§ WHAT IS NEEDED: Please echo the items below word for word, from the first line up to and including the line with "annotation-box: [185, 357, 261, 376]".

=== RECORDS ===

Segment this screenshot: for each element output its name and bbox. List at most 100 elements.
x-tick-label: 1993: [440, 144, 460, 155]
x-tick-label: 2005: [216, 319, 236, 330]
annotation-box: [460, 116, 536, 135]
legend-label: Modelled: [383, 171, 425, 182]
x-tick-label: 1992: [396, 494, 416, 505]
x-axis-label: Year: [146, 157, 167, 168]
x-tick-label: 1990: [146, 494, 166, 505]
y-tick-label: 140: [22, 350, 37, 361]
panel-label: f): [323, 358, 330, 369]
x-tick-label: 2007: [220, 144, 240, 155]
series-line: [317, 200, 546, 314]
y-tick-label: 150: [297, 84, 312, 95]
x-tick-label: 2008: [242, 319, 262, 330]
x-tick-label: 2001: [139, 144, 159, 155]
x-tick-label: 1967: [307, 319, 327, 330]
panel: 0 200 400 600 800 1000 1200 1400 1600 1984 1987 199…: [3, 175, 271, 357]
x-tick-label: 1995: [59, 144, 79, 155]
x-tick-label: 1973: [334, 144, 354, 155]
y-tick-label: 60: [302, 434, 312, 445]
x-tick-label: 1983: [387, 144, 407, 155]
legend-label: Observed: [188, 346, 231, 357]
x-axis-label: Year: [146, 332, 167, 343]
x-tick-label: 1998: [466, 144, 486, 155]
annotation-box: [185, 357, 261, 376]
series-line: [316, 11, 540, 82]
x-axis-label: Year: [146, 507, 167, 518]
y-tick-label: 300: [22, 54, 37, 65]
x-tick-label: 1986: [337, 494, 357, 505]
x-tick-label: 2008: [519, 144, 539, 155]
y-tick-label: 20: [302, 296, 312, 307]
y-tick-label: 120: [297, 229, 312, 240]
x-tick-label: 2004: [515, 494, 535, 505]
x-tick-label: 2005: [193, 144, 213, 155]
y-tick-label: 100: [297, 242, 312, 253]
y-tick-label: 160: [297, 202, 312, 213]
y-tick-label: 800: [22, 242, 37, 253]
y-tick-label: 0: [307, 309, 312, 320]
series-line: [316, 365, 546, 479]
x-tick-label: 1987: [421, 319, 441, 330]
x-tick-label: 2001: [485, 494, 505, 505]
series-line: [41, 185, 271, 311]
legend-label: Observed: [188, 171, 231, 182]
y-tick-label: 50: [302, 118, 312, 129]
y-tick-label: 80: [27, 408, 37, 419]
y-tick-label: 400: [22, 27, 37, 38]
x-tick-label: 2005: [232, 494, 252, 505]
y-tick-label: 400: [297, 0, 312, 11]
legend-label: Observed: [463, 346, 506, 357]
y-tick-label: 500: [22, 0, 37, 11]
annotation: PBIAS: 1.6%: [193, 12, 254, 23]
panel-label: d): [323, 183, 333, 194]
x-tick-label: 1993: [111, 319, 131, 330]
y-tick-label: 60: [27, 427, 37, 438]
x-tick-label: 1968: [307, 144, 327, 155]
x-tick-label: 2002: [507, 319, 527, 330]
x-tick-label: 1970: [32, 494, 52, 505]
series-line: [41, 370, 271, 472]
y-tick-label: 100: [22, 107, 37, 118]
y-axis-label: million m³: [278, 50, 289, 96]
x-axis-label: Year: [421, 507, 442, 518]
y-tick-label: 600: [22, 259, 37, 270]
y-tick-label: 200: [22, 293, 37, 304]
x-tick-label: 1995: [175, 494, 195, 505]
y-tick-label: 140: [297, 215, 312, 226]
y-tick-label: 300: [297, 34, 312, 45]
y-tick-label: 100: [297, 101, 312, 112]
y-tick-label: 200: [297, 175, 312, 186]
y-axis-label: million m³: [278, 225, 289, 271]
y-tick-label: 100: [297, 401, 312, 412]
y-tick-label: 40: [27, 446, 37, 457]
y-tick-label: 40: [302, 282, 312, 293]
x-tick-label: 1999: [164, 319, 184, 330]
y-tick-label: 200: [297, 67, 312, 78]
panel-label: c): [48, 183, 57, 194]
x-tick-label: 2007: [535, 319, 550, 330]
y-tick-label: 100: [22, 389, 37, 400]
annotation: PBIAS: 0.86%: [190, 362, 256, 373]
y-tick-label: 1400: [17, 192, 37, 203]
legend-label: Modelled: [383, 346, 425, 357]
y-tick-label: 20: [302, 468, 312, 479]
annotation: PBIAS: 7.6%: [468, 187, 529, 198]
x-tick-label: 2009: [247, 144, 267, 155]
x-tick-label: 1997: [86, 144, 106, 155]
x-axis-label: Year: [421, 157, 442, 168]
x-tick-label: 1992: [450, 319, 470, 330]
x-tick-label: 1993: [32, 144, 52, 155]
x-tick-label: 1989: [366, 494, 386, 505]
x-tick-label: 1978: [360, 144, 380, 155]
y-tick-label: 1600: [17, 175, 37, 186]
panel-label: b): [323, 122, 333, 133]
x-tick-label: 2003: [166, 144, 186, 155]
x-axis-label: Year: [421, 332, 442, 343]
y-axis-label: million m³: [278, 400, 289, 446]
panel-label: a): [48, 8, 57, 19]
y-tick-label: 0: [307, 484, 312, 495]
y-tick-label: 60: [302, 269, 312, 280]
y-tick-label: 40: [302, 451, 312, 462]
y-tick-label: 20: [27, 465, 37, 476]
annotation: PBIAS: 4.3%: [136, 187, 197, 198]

===

§ FULL RESPONSE:
Segment this screenshot: for each element output its name and bbox. List at most 100 elements.
x-tick-label: 1993: [440, 144, 460, 155]
x-tick-label: 2005: [216, 319, 236, 330]
annotation-box: [460, 116, 536, 135]
legend-label: Modelled: [383, 171, 425, 182]
x-tick-label: 1992: [396, 494, 416, 505]
x-axis-label: Year: [146, 157, 167, 168]
x-tick-label: 1990: [146, 494, 166, 505]
y-tick-label: 140: [22, 350, 37, 361]
panel-label: f): [323, 358, 330, 369]
x-tick-label: 2007: [220, 144, 240, 155]
series-line: [317, 200, 546, 314]
y-tick-label: 150: [297, 84, 312, 95]
x-tick-label: 2008: [242, 319, 262, 330]
x-tick-label: 2001: [139, 144, 159, 155]
x-tick-label: 1967: [307, 319, 327, 330]
panel: 0 200 400 600 800 1000 1200 1400 1600 1984 1987 199…: [3, 175, 271, 357]
x-tick-label: 1995: [59, 144, 79, 155]
x-tick-label: 1973: [334, 144, 354, 155]
y-tick-label: 60: [302, 434, 312, 445]
x-tick-label: 1983: [387, 144, 407, 155]
legend-label: Observed: [188, 346, 231, 357]
x-axis-label: Year: [146, 332, 167, 343]
x-tick-label: 1998: [466, 144, 486, 155]
annotation-box: [185, 357, 261, 376]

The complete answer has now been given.